Stated task: Pick out the lines containing "хостинга".

Records for this exercise:
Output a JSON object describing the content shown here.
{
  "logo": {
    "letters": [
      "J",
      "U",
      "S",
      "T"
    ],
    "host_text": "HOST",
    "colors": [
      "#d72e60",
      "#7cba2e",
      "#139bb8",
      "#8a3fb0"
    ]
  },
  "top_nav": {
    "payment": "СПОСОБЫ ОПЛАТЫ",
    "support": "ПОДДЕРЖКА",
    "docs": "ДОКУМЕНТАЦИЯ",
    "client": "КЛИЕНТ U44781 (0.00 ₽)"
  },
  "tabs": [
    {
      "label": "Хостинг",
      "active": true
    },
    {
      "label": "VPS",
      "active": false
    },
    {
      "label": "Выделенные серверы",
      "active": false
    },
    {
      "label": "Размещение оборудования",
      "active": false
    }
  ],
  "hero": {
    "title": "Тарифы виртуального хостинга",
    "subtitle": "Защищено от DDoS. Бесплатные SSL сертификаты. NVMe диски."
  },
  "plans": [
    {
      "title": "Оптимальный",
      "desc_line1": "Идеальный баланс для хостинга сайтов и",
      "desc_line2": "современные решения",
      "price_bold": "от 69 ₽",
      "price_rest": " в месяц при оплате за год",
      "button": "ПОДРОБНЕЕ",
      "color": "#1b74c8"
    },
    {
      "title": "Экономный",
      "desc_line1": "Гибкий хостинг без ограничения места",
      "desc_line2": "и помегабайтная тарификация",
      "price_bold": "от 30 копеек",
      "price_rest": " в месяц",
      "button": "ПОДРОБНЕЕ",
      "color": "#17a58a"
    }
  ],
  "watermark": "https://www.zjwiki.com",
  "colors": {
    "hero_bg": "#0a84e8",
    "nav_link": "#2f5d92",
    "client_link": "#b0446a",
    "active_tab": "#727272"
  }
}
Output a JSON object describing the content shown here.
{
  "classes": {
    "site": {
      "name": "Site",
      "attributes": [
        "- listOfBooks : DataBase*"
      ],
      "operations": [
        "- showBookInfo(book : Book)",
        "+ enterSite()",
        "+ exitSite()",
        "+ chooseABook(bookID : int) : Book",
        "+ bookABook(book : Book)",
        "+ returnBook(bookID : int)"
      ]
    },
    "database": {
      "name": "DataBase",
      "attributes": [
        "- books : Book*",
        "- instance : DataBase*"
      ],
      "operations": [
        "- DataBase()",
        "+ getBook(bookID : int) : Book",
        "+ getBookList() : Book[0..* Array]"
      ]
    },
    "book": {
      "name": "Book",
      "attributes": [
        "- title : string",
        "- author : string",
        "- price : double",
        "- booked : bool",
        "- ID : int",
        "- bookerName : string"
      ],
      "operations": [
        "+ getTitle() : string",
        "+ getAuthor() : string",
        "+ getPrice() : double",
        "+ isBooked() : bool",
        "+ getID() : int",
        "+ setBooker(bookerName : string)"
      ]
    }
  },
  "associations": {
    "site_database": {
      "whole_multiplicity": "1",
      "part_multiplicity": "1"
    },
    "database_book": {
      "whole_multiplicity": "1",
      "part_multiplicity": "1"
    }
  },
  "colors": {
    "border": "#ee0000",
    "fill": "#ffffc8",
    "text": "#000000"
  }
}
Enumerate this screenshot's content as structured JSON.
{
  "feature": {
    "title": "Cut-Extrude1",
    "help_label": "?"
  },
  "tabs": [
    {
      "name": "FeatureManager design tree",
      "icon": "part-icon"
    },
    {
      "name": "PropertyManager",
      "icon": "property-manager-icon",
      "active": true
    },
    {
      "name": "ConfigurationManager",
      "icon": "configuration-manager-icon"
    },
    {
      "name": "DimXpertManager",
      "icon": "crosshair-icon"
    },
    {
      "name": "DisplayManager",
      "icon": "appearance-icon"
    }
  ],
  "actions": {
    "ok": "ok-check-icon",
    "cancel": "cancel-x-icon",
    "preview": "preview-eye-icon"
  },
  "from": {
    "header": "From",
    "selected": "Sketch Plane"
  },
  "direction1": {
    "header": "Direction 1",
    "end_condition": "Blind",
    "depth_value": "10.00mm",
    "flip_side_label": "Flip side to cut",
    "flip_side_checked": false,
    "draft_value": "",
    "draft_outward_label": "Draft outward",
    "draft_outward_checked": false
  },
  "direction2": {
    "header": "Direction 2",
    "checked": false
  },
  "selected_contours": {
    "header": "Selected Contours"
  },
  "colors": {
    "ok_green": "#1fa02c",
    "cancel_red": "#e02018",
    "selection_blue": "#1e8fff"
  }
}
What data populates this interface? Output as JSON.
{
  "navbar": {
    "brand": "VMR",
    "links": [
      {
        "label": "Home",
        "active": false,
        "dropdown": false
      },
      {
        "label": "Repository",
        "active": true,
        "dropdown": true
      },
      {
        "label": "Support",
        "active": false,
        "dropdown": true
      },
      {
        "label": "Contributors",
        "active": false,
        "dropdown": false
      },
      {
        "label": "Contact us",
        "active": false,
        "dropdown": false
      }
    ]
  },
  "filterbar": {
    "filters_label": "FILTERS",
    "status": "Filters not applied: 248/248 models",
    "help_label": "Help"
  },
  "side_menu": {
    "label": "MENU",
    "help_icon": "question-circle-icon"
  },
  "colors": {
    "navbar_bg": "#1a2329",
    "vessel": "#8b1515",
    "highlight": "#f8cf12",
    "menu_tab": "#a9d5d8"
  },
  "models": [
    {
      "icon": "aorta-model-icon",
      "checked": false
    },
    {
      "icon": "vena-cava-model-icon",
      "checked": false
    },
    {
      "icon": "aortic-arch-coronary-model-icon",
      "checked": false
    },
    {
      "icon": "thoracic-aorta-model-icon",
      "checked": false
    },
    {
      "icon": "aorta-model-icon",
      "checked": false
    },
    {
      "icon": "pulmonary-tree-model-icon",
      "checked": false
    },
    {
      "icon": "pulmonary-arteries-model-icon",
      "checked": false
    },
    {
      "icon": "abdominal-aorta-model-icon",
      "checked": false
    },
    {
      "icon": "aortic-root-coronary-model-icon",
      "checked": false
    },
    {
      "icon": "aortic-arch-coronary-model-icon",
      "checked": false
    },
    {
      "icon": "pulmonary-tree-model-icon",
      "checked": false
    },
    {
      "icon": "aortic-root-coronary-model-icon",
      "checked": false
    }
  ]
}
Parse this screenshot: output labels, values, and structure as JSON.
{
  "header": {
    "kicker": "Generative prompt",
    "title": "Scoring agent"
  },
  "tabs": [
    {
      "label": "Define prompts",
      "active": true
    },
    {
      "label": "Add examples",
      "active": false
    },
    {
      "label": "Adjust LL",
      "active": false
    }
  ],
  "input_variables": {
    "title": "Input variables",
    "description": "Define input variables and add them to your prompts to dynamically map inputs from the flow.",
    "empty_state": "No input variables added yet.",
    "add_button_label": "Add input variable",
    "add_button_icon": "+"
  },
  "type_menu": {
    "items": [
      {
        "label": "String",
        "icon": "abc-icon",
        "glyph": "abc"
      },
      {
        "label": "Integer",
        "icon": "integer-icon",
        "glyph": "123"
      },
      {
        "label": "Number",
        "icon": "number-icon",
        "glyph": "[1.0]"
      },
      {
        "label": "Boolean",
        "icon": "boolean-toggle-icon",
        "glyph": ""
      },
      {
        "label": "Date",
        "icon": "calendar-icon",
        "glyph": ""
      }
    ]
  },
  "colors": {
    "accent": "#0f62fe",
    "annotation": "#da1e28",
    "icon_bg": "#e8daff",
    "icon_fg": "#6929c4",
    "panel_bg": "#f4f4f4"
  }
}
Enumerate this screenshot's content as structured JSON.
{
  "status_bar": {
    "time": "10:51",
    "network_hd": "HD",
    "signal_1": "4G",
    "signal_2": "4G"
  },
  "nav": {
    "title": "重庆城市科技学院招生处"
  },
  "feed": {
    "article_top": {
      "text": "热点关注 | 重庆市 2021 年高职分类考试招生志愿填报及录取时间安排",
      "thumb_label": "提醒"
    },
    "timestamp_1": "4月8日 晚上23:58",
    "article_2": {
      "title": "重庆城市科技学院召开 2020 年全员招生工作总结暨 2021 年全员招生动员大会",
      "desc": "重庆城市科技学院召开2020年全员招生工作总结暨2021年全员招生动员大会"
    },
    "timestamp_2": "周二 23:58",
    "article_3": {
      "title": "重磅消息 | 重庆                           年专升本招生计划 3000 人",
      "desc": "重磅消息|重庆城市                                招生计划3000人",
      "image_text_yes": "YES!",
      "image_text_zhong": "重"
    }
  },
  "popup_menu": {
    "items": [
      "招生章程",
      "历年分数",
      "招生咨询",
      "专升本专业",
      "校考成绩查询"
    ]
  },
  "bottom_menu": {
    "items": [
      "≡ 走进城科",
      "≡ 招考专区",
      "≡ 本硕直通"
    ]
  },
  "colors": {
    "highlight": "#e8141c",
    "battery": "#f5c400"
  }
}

Solution for this problem:
    "title": "Тарифы виртуального хостинга",
      "desc_line1": "Идеальный баланс для хостинга сайтов и",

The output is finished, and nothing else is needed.